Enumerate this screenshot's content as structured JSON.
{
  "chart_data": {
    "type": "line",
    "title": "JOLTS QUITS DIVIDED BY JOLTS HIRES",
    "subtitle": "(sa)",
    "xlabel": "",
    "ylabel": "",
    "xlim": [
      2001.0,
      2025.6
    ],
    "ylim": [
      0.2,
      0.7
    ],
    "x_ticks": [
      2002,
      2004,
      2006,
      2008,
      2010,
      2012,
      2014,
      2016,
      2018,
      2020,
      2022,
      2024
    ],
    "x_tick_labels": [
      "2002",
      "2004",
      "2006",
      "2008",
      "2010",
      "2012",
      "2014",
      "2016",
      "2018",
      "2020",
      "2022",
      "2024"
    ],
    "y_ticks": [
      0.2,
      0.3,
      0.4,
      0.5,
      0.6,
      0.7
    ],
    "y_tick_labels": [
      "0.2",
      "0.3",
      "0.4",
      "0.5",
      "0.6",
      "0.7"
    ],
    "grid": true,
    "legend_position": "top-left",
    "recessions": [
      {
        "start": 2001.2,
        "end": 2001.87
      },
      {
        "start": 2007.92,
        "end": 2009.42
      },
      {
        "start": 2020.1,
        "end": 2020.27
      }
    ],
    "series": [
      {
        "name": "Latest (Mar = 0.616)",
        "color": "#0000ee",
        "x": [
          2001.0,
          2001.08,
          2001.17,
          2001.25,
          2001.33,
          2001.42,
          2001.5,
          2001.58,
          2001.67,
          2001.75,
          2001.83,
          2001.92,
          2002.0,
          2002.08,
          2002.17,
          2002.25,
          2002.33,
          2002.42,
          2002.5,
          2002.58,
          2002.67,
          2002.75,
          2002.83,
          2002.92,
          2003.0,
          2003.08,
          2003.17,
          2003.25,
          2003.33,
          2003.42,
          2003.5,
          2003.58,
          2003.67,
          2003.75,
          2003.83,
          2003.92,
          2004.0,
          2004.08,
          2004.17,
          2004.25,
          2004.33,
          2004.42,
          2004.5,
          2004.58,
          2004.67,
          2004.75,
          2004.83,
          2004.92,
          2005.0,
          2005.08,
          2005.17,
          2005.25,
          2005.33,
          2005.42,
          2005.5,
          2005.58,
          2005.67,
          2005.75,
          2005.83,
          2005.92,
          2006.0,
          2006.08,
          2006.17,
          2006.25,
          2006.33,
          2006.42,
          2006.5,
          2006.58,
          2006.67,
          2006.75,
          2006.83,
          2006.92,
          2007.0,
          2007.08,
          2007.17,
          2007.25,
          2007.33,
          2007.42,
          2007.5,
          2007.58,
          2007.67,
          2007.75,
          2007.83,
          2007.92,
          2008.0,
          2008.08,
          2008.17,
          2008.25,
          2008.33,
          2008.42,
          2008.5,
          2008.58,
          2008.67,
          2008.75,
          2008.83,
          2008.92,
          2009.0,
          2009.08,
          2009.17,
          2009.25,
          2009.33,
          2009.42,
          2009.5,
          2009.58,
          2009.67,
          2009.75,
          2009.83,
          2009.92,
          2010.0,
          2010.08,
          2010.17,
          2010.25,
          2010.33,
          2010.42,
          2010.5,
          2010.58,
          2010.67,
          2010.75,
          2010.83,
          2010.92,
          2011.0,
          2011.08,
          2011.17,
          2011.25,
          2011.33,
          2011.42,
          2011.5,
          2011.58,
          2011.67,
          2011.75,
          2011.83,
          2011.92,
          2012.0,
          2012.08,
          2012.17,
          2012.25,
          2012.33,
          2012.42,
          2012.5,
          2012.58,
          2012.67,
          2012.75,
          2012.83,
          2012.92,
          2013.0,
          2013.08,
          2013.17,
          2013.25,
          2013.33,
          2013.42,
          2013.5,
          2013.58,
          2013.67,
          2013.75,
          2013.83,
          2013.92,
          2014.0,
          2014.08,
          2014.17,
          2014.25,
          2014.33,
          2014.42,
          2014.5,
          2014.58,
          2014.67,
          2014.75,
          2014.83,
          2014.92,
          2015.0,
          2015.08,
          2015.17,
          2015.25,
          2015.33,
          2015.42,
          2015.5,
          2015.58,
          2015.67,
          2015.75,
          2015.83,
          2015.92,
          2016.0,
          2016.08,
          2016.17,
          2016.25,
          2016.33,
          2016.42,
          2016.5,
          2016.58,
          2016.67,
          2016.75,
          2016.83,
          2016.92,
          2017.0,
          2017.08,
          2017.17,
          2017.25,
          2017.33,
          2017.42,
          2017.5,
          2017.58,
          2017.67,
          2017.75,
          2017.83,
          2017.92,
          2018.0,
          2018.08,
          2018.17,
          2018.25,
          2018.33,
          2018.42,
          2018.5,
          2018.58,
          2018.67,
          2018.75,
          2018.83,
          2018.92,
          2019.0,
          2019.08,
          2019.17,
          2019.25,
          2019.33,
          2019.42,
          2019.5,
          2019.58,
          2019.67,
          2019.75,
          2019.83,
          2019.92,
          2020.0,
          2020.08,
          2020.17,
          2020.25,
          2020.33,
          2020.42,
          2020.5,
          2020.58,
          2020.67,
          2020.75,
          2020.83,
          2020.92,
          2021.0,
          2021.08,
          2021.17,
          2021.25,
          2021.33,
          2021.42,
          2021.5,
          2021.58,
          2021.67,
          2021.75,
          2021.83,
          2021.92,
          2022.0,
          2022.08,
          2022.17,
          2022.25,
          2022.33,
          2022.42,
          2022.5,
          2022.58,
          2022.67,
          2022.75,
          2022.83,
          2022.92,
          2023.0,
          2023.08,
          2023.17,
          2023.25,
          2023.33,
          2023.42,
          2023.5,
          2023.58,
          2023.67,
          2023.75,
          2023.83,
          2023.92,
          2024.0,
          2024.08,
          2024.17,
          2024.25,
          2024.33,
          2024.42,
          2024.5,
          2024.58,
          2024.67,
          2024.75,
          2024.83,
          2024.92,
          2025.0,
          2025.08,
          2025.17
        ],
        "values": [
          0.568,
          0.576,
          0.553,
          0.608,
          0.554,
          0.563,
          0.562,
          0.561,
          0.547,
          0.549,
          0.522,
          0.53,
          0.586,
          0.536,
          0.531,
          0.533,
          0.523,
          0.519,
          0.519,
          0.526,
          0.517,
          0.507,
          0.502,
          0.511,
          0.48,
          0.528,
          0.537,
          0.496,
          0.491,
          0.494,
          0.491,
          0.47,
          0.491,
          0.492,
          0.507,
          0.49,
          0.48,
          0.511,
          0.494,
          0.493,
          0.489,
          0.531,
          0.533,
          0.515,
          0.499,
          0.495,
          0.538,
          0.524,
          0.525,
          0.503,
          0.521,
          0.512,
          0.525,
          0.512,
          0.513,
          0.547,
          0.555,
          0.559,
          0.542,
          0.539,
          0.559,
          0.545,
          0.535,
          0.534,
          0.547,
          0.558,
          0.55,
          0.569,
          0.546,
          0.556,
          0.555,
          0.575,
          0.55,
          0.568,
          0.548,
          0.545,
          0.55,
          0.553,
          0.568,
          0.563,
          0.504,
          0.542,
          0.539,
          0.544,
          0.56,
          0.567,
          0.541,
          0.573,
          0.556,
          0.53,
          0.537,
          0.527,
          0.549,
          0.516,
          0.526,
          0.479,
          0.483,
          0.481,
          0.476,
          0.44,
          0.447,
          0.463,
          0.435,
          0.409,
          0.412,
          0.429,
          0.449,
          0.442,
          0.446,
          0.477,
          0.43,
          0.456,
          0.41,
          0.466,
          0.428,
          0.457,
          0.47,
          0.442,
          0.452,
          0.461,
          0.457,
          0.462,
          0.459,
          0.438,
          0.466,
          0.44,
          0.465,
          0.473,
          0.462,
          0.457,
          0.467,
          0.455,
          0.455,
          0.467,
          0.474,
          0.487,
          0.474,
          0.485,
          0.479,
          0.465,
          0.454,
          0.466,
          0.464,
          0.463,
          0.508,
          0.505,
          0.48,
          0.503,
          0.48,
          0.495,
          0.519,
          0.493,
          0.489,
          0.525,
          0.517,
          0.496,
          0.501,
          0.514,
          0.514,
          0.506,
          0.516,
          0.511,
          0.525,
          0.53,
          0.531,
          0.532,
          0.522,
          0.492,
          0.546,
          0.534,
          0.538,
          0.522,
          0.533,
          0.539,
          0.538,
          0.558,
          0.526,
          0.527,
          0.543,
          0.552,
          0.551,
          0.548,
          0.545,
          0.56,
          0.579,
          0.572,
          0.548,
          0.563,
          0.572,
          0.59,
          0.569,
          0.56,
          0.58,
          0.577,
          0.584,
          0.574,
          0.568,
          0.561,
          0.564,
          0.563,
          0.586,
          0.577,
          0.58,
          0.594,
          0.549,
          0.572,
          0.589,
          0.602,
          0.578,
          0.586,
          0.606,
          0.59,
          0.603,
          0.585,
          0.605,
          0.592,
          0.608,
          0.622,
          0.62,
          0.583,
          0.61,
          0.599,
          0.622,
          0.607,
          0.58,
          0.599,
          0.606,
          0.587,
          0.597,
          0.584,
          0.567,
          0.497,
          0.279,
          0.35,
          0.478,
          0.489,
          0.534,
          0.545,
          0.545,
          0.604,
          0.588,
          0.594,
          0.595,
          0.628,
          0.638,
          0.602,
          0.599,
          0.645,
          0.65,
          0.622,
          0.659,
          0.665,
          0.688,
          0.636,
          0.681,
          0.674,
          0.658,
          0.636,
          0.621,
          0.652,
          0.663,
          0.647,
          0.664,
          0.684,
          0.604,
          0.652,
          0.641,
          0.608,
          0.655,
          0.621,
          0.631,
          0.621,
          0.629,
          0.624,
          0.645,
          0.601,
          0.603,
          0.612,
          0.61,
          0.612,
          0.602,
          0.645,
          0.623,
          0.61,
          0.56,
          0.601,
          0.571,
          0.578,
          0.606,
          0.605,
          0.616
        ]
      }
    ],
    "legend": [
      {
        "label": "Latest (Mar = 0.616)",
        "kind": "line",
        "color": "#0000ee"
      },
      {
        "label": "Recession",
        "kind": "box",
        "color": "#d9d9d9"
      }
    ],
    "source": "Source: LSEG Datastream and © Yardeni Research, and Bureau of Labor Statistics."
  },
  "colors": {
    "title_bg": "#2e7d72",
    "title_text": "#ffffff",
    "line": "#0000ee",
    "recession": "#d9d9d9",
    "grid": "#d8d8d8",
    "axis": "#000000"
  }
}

*****

PROBLEM – Show, from the listing above, each line that contains the word "Latest".

CORRECT OUTPUT –
        "name": "Latest (Mar = 0.616)",
        "label": "Latest (Mar = 0.616)",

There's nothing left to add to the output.